#### YOUR GOAL
Copy out each line of the data holding "content".

#### RECORDS FOR THE EXERCISE

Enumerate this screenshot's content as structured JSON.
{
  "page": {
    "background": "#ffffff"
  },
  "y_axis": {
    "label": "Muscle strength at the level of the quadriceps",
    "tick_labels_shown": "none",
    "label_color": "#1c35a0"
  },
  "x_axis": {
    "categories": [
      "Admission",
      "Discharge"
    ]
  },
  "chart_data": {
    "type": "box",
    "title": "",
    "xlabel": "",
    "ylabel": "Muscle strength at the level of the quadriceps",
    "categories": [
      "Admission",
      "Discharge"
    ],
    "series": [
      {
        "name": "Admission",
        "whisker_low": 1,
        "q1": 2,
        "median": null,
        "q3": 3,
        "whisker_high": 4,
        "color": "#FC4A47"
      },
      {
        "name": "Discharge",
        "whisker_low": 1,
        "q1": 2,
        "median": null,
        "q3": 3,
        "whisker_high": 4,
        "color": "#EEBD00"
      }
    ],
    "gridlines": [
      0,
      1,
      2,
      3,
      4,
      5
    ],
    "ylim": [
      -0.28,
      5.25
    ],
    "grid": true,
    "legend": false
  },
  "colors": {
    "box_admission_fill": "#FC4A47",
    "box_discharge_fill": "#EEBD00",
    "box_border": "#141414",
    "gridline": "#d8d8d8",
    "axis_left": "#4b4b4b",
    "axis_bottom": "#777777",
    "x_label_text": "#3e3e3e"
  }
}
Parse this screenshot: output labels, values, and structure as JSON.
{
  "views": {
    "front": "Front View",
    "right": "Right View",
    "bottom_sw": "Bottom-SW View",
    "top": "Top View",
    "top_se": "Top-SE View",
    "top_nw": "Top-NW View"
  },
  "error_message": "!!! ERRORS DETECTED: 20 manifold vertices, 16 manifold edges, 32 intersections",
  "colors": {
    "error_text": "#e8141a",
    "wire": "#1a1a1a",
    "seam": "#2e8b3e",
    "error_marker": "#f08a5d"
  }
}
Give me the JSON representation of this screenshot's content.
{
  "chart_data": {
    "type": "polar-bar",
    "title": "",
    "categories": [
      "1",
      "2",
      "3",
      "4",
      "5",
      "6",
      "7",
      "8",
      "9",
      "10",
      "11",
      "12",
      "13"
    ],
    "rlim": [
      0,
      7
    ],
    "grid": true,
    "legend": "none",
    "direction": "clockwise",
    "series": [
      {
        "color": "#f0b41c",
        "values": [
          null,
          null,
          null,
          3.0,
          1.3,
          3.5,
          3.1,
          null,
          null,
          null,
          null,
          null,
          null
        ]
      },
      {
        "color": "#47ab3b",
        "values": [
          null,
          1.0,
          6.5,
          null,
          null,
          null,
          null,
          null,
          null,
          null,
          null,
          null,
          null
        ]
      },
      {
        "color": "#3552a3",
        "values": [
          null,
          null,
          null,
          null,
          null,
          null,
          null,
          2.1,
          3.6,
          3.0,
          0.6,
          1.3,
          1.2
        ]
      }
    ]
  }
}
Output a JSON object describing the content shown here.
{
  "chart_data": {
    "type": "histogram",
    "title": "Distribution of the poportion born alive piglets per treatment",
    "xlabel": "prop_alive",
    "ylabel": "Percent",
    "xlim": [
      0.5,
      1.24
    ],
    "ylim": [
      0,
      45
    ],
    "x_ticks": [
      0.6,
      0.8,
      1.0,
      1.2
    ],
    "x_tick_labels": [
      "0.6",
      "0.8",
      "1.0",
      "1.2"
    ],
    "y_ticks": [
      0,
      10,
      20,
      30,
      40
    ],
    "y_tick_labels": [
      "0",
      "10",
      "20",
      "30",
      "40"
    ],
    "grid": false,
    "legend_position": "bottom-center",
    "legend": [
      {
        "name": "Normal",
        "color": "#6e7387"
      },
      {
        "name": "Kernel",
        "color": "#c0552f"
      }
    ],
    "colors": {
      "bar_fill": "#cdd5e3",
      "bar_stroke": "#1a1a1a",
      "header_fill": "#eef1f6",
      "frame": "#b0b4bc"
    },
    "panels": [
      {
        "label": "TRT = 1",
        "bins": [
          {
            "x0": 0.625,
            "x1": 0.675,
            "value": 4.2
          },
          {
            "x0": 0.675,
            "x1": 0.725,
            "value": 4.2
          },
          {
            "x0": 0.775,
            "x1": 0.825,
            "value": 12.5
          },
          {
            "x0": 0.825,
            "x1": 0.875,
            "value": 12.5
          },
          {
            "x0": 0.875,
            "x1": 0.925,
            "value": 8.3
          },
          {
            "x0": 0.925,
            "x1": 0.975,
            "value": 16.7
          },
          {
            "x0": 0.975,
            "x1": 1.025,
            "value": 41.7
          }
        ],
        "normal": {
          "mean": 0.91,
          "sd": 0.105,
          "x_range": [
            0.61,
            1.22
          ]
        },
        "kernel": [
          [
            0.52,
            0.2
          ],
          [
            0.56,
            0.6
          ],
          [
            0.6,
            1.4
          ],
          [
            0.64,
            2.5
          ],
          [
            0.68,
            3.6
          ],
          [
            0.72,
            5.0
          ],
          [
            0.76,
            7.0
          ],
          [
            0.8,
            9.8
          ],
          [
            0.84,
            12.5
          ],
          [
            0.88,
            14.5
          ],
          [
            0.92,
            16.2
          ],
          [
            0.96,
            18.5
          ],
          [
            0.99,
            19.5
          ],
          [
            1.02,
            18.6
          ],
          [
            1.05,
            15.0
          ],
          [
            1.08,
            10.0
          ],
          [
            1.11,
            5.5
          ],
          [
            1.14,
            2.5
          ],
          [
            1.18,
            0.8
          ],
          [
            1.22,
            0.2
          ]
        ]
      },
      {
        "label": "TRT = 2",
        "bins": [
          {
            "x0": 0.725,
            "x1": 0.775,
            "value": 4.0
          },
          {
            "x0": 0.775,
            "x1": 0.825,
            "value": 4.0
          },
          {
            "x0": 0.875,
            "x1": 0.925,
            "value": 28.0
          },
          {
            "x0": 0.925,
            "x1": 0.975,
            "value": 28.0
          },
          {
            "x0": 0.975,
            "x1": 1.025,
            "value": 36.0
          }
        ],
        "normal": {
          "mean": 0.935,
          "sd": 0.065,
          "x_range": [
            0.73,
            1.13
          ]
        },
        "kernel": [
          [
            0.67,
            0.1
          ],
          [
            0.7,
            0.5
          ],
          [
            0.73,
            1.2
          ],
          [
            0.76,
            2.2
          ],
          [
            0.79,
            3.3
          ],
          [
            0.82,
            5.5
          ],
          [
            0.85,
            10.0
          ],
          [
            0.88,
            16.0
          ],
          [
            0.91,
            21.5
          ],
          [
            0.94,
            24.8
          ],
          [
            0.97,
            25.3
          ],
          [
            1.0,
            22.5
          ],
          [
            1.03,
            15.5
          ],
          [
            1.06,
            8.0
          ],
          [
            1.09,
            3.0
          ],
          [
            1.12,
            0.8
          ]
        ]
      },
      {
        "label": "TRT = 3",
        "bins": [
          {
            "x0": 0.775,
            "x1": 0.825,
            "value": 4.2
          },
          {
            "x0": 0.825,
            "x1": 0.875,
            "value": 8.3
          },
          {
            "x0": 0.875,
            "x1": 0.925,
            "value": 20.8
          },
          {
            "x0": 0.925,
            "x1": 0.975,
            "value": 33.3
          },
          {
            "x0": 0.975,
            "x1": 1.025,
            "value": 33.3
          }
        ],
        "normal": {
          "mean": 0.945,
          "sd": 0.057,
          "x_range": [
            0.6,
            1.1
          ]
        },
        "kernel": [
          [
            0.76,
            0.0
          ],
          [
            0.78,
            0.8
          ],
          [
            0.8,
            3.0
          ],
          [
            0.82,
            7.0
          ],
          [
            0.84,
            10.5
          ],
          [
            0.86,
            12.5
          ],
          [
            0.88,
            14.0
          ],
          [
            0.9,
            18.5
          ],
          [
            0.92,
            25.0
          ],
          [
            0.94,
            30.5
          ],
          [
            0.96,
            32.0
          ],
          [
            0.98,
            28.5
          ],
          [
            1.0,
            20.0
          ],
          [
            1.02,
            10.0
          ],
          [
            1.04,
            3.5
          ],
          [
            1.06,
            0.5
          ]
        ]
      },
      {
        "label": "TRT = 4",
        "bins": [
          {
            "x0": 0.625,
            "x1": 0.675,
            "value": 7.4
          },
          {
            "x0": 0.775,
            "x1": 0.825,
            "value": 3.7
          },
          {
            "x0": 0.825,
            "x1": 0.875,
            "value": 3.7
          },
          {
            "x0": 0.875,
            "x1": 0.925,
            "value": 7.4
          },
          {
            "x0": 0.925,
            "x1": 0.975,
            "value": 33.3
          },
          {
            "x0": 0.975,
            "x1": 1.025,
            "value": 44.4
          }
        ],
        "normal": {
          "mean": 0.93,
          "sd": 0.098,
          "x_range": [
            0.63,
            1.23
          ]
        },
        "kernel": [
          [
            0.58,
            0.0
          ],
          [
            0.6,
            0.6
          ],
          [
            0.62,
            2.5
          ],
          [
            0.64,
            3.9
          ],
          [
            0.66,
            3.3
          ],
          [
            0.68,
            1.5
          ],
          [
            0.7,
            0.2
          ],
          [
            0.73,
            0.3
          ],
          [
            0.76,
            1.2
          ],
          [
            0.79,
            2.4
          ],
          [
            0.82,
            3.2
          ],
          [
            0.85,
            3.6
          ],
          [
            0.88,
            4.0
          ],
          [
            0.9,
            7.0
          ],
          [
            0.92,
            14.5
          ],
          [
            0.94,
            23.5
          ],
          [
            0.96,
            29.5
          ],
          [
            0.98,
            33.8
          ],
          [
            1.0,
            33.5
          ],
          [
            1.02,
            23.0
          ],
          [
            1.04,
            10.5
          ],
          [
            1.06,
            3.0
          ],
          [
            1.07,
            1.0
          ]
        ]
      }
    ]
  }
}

#### EXPECTED ANSWER
Enumerate this screenshot's content as structured JSON.
Give me the JSON representation of this screenshot's content.
Output a JSON object describing the content shown here.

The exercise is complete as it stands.